Exercise objective: Give every line from the entries that contains "Auto".

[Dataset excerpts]
□ □ □

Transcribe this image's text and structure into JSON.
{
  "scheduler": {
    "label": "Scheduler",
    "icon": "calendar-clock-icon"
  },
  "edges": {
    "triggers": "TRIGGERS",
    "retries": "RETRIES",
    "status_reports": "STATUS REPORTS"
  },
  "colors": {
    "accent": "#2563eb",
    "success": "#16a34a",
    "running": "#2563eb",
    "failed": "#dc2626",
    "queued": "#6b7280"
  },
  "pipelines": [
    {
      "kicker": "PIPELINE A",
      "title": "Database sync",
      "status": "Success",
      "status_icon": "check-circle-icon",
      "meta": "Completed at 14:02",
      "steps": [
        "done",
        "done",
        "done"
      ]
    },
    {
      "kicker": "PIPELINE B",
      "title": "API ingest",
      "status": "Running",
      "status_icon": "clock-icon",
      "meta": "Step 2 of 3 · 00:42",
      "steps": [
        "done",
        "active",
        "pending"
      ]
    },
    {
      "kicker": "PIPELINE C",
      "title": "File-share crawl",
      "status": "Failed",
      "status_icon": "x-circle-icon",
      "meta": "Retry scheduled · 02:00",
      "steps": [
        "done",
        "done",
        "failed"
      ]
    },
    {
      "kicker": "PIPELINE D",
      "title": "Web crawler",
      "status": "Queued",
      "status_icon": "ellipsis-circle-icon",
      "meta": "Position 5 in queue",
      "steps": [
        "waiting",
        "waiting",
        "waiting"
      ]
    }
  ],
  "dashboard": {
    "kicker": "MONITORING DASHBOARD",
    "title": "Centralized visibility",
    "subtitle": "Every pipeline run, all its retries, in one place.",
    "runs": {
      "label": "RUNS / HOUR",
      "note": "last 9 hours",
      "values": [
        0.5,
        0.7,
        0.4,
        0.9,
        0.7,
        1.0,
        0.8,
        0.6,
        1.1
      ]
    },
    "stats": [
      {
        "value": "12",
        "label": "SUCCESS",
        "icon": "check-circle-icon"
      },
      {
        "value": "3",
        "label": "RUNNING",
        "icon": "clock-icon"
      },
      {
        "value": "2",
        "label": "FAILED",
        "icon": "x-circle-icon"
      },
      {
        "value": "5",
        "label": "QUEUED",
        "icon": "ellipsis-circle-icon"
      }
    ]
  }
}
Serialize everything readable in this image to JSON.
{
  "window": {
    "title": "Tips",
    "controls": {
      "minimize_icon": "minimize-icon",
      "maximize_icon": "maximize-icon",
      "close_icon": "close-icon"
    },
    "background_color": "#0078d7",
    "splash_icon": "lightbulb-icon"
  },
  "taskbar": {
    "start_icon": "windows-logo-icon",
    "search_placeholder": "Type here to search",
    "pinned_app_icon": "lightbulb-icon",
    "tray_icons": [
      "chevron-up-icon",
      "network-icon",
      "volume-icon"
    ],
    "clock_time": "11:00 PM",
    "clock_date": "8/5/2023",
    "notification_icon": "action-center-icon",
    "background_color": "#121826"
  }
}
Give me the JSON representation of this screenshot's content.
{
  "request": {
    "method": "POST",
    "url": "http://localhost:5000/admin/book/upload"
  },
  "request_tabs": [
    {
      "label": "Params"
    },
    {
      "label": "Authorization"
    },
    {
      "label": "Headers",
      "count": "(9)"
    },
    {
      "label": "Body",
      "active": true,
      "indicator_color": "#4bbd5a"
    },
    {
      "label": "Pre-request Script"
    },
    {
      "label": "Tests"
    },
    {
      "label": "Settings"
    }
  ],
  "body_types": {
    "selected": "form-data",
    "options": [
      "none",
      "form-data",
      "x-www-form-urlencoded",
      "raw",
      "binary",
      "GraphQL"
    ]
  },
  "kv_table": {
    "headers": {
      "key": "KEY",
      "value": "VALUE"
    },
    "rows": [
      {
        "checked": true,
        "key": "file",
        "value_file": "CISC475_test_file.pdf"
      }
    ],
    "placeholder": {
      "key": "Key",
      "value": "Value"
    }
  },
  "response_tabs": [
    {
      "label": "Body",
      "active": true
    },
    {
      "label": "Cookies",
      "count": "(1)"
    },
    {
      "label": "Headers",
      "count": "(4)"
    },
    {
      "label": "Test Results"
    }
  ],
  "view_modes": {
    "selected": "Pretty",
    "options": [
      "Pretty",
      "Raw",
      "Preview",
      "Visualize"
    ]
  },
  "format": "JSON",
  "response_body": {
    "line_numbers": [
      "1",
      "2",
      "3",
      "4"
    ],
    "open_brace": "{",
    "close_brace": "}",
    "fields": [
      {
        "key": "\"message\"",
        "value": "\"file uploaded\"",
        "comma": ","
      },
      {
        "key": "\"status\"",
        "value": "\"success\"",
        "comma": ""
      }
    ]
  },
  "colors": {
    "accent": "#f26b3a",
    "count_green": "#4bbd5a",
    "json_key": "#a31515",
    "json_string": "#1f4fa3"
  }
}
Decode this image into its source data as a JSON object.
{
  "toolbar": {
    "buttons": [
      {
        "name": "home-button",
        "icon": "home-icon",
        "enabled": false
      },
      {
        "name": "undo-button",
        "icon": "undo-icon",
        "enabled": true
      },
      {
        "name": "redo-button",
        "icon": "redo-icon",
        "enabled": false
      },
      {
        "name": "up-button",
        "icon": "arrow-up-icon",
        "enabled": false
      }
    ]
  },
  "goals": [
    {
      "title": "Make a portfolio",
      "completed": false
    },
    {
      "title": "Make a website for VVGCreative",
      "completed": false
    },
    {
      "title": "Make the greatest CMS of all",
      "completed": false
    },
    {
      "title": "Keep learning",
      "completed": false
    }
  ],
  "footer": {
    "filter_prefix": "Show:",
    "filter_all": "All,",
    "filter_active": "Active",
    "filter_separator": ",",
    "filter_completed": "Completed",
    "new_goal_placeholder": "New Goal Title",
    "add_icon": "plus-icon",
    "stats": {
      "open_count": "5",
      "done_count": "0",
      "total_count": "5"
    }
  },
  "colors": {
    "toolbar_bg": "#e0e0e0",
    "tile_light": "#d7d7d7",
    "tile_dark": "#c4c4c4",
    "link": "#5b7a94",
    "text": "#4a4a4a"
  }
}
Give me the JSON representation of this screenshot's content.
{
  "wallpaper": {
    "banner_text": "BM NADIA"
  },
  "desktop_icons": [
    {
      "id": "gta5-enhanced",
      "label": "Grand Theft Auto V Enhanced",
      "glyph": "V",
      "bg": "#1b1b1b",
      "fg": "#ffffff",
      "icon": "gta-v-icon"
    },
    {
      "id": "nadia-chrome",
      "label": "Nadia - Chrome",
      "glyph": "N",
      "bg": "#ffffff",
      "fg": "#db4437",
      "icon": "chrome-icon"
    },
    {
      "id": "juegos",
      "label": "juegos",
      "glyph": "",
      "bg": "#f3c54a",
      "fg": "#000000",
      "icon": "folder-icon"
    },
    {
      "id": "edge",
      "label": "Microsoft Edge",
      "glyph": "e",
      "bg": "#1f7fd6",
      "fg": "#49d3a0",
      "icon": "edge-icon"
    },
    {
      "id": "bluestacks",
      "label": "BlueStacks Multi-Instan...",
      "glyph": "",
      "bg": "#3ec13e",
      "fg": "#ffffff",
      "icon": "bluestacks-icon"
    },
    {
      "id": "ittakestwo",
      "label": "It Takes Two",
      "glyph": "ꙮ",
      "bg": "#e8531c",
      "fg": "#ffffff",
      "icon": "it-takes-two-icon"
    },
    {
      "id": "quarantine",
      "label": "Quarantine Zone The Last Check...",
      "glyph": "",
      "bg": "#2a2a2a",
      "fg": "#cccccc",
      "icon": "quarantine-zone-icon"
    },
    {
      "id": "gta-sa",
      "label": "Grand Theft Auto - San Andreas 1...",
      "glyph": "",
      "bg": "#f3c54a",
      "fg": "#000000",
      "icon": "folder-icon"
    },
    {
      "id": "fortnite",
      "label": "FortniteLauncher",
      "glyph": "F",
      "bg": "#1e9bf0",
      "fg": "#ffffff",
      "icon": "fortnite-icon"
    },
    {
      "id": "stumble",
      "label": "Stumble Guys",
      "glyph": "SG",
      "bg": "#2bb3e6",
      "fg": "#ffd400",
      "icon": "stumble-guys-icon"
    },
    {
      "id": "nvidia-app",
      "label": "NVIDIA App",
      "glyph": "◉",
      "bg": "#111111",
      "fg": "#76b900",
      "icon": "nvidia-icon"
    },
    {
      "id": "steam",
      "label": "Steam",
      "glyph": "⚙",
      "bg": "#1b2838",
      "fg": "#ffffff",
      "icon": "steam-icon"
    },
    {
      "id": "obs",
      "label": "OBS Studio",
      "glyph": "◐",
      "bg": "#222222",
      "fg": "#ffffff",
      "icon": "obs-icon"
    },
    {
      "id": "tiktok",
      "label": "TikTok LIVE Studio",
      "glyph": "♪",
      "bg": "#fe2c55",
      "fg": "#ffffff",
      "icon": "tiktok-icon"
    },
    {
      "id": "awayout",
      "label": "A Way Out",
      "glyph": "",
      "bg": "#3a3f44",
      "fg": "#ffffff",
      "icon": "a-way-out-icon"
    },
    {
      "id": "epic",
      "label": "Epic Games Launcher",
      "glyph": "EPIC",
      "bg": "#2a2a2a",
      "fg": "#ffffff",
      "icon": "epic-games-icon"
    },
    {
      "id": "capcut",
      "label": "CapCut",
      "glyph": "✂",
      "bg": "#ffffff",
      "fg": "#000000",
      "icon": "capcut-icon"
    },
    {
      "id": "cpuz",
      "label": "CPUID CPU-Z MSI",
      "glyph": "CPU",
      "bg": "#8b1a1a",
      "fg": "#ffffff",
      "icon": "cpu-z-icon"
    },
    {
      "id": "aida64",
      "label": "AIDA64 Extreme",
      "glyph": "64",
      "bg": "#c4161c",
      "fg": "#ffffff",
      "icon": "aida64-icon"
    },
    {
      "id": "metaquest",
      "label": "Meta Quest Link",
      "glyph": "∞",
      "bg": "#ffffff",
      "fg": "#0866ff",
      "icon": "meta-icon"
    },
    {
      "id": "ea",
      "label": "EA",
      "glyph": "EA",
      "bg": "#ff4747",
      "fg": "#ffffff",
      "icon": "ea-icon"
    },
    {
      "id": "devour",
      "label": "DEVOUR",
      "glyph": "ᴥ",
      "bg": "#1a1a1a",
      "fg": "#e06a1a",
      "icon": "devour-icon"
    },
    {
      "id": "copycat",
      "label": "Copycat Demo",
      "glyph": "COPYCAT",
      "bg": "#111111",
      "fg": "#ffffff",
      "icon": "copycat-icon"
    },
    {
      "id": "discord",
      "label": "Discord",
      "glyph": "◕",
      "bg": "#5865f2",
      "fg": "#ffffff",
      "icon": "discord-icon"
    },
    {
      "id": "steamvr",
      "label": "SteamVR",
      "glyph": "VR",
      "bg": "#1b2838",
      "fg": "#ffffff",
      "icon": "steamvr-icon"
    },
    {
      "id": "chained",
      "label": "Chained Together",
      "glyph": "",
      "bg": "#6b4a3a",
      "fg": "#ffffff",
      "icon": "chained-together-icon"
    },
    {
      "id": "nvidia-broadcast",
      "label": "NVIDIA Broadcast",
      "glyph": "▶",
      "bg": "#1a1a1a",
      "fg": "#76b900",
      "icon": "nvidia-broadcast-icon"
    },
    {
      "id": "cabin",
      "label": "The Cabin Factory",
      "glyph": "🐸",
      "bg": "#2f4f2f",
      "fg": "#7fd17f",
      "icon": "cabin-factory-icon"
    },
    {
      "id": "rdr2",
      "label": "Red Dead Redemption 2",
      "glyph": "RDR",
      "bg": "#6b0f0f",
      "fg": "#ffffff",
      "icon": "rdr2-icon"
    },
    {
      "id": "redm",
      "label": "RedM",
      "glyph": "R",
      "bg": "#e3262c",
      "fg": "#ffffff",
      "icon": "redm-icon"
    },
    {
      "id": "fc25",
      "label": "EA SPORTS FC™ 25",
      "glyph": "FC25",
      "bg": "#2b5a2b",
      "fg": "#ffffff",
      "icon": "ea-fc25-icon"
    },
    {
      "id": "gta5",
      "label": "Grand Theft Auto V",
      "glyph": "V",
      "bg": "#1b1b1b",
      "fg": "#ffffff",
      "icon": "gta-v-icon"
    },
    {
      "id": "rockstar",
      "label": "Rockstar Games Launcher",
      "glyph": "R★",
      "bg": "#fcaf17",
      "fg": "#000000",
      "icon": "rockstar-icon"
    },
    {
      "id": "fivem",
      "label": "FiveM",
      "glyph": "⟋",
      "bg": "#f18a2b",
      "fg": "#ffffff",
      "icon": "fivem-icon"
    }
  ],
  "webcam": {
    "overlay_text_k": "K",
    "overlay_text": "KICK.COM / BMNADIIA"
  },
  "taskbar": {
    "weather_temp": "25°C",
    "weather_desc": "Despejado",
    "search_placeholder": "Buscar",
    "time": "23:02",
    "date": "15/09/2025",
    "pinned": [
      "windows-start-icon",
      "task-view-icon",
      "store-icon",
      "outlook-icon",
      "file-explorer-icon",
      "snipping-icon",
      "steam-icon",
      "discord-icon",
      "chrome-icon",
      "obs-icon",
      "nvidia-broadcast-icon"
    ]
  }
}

□ □ □

Answer in full:
      "label": "Grand Theft Auto V Enhanced",
      "label": "Grand Theft Auto - San Andreas 1...",
      "label": "Grand Theft Auto V",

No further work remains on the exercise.